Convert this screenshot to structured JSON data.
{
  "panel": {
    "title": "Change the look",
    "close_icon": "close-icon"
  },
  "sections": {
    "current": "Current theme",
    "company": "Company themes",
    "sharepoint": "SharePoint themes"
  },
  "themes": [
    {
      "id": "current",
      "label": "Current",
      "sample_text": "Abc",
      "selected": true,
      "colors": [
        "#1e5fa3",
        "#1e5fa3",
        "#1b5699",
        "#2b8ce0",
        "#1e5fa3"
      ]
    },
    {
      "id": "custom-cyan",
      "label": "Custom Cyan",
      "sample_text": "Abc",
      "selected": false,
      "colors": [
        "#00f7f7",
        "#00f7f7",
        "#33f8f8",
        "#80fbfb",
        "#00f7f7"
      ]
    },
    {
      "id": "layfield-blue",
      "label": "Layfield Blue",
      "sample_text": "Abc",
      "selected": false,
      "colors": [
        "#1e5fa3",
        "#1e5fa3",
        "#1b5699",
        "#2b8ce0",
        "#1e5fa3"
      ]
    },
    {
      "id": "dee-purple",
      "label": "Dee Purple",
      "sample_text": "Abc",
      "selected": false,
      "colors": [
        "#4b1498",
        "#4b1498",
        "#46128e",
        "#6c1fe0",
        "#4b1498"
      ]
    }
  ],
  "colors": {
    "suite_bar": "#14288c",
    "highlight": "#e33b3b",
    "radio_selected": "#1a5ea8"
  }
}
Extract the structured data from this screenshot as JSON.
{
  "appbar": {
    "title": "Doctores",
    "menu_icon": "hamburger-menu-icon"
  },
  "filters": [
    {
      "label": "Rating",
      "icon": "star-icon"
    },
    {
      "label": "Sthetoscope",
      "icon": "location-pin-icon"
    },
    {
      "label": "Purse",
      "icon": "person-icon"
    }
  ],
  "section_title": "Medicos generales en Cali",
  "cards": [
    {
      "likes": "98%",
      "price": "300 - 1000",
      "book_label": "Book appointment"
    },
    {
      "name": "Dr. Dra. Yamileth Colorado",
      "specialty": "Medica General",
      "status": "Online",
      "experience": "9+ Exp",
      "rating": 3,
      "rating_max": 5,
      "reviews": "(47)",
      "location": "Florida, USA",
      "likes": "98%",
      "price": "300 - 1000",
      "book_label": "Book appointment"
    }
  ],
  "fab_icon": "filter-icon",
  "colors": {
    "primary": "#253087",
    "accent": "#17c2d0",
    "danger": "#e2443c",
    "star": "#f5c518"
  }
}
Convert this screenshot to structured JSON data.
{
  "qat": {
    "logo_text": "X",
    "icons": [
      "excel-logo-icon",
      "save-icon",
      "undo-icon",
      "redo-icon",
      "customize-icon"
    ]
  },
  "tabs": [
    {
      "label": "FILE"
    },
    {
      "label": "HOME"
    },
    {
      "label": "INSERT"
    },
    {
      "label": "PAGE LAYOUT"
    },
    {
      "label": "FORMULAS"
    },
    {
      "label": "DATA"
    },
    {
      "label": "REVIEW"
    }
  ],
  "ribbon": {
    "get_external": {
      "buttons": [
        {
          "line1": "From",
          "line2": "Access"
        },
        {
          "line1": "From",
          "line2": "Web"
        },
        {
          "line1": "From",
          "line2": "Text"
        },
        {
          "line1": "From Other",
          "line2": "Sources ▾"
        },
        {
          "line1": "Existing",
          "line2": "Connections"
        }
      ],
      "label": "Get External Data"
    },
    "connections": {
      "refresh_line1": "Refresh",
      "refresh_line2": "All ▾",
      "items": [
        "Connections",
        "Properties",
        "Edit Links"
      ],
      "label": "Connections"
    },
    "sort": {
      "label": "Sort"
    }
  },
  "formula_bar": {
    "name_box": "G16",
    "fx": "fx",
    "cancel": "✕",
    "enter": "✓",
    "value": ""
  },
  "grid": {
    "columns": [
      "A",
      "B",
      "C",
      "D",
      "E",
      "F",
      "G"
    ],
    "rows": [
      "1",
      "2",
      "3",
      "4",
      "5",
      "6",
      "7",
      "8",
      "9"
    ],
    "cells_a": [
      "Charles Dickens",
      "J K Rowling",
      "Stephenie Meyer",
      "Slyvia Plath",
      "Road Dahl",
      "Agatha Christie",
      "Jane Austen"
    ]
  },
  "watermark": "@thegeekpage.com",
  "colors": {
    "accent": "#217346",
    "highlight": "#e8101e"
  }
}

Problem:
Quote all the records. Keep every word exact.

Finished answer:
Convert this screenshot to structured JSON data.
{
  "panel": {
    "title": "Change the look",
    "close_icon": "close-icon"
  },
  "sections": {
    "current": "Current theme",
    "company": "Company themes",
    "sharepoint": "SharePoint themes"
  },
  "themes": [
    {
      "id": "current",
      "label": "Current",
      "sample_text": "Abc",
      "selected": true,
      "colors": [
        "#1e5fa3",
        "#1e5fa3",
        "#1b5699",
        "#2b8ce0",
        "#1e5fa3"
      ]
    },
    {
      "id": "custom-cyan",
      "label": "Custom Cyan",
      "sample_text": "Abc",
      "selected": false,
      "colors": [
        "#00f7f7",
        "#00f7f7",
        "#33f8f8",
        "#80fbfb",
        "#00f7f7"
      ]
    },
    {
      "id": "layfield-blue",
      "label": "Layfield Blue",
      "sample_text": "Abc",
      "selected": false,
      "colors": [
        "#1e5fa3",
        "#1e5fa3",
        "#1b5699",
        "#2b8ce0",
        "#1e5fa3"
      ]
    },
    {
      "id": "dee-purple",
      "label": "Dee Purple",
      "sample_text": "Abc",
      "selected": false,
      "colors": [
        "#4b1498",
        "#4b1498",
        "#46128e",
        "#6c1fe0",
        "#4b1498"
      ]
    }
  ],
  "colors": {
    "suite_bar": "#14288c",
    "highlight": "#e33b3b",
    "radio_selected": "#1a5ea8"
  }
}
Extract the structured data from this screenshot as JSON.
{
  "appbar": {
    "title": "Doctores",
    "menu_icon": "hamburger-menu-icon"
  },
  "filters": [
    {
      "label": "Rating",
      "icon": "star-icon"
    },
    {
      "label": "Sthetoscope",
      "icon": "location-pin-icon"
    },
    {
      "label": "Purse",
      "icon": "person-icon"
    }
  ],
  "section_title": "Medicos generales en Cali",
  "cards": [
    {
      "likes": "98%",
      "price": "300 - 1000",
      "book_label": "Book appointment"
    },
    {
      "name": "Dr. Dra. Yamileth Colorado",
      "specialty": "Medica General",
      "status": "Online",
      "experience": "9+ Exp",
      "rating": 3,
      "rating_max": 5,
      "reviews": "(47)",
      "location": "Florida, USA",
      "likes": "98%",
      "price": "300 - 1000",
      "book_label": "Book appointment"
    }
  ],
  "fab_icon": "filter-icon",
  "colors": {
    "primary": "#253087",
    "accent": "#17c2d0",
    "danger": "#e2443c",
    "star": "#f5c518"
  }
}
Convert this screenshot to structured JSON data.
{
  "qat": {
    "logo_text": "X",
    "icons": [
      "excel-logo-icon",
      "save-icon",
      "undo-icon",
      "redo-icon",
      "customize-icon"
    ]
  },
  "tabs": [
    {
      "label": "FILE"
    },
    {
      "label": "HOME"
    },
    {
      "label": "INSERT"
    },
    {
      "label": "PAGE LAYOUT"
    },
    {
      "label": "FORMULAS"
    },
    {
      "label": "DATA"
    },
    {
      "label": "REVIEW"
    }
  ],
  "ribbon": {
    "get_external": {
      "buttons": [
        {
          "line1": "From",
          "line2": "Access"
        },
        {
          "line1": "From",
          "line2": "Web"
        },
        {
          "line1": "From",
          "line2": "Text"
        },
        {
          "line1": "From Other",
          "line2": "Sources ▾"
        },
        {
          "line1": "Existing",
          "line2": "Connections"
        }
      ],
      "label": "Get External Data"
    },
    "connections": {
      "refresh_line1": "Refresh",
      "refresh_line2": "All ▾",
      "items": [
        "Connections",
        "Properties",
        "Edit Links"
      ],
      "label": "Connections"
    },
    "sort": {
      "label": "Sort"
    }
  },
  "formula_bar": {
    "name_box": "G16",
    "fx": "fx",
    "cancel": "✕",
    "enter": "✓",
    "value": ""
  },
  "grid": {
    "columns": [
      "A",
      "B",
      "C",
      "D",
      "E",
      "F",
      "G"
    ],
    "rows": [
      "1",
      "2",
      "3",
      "4",
      "5",
      "6",
      "7",
      "8",
      "9"
    ],
    "cells_a": [
      "Charles Dickens",
      "J K Rowling",
      "Stephenie Meyer",
      "Slyvia Plath",
      "Road Dahl",
      "Agatha Christie",
      "Jane Austen"
    ]
  },
  "watermark": "@thegeekpage.com",
  "colors": {
    "accent": "#217346",
    "highlight": "#e8101e"
  }
}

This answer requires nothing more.